-- What the exercise asks --
Each line of the records below that holds "samples" should be copied out.

-- Provided data --
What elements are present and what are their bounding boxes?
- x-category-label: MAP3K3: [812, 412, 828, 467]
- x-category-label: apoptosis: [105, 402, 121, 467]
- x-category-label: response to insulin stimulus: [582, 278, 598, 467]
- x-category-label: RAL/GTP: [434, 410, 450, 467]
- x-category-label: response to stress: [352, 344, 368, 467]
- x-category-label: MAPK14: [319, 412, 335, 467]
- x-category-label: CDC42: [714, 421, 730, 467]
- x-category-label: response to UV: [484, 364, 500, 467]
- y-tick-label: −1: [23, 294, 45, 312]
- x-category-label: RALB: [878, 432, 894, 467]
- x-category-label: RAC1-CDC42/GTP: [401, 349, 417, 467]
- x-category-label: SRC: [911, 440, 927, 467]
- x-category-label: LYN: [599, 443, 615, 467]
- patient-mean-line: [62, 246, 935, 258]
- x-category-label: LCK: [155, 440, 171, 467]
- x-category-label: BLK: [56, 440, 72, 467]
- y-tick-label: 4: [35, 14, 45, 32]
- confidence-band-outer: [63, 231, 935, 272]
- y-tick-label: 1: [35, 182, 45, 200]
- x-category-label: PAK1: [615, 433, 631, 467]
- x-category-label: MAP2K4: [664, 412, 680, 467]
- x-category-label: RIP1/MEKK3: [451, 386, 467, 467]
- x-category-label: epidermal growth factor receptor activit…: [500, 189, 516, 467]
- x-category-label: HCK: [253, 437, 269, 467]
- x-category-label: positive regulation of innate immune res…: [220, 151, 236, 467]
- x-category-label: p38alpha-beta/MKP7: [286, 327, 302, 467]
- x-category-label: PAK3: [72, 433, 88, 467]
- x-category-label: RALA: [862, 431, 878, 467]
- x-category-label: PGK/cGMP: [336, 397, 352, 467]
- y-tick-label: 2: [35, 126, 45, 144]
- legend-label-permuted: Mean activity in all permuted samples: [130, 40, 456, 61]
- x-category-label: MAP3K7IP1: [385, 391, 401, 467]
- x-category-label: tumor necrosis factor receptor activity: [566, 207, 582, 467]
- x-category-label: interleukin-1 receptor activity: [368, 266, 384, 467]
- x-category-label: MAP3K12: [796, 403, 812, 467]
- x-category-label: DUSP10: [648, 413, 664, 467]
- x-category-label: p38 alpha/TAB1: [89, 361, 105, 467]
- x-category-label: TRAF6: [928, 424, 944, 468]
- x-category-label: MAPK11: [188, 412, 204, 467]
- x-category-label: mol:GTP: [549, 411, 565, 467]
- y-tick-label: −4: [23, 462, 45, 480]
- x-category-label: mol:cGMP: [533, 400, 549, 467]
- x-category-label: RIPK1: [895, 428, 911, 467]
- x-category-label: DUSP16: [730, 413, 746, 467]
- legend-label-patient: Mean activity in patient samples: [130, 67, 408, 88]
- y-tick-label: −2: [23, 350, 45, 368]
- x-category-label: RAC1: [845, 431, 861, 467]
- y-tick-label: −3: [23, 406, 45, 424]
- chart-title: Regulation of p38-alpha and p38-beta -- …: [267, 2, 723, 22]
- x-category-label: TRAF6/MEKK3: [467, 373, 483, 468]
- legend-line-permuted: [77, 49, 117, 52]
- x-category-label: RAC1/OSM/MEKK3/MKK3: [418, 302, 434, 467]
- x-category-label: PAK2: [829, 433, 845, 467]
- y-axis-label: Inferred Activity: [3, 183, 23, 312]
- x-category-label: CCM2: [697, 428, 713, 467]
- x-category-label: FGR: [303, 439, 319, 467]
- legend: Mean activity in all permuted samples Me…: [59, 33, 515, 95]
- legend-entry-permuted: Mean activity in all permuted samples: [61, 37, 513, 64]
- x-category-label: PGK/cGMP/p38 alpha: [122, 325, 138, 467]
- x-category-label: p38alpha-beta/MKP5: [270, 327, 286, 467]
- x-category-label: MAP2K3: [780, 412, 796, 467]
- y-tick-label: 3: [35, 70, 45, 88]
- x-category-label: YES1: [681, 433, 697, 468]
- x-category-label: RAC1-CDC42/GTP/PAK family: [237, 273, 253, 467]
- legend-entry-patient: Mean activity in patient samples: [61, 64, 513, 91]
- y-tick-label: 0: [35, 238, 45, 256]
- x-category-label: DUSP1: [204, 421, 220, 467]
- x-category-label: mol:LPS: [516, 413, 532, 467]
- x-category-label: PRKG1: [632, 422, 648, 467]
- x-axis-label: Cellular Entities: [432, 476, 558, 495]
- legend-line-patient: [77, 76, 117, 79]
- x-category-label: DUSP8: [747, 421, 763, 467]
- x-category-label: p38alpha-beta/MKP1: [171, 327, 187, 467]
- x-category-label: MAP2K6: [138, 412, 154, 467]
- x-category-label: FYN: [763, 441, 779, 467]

-- Answer space --
- legend-label-permuted: Mean activity in all permuted samples: [130, 40, 456, 61]
- legend-label-patient: Mean activity in patient samples: [130, 67, 408, 88]
- legend: Mean activity in all permuted samples Me…: [59, 33, 515, 95]
- legend-entry-permuted: Mean activity in all permuted samples: [61, 37, 513, 64]
- legend-entry-patient: Mean activity in patient samples: [61, 64, 513, 91]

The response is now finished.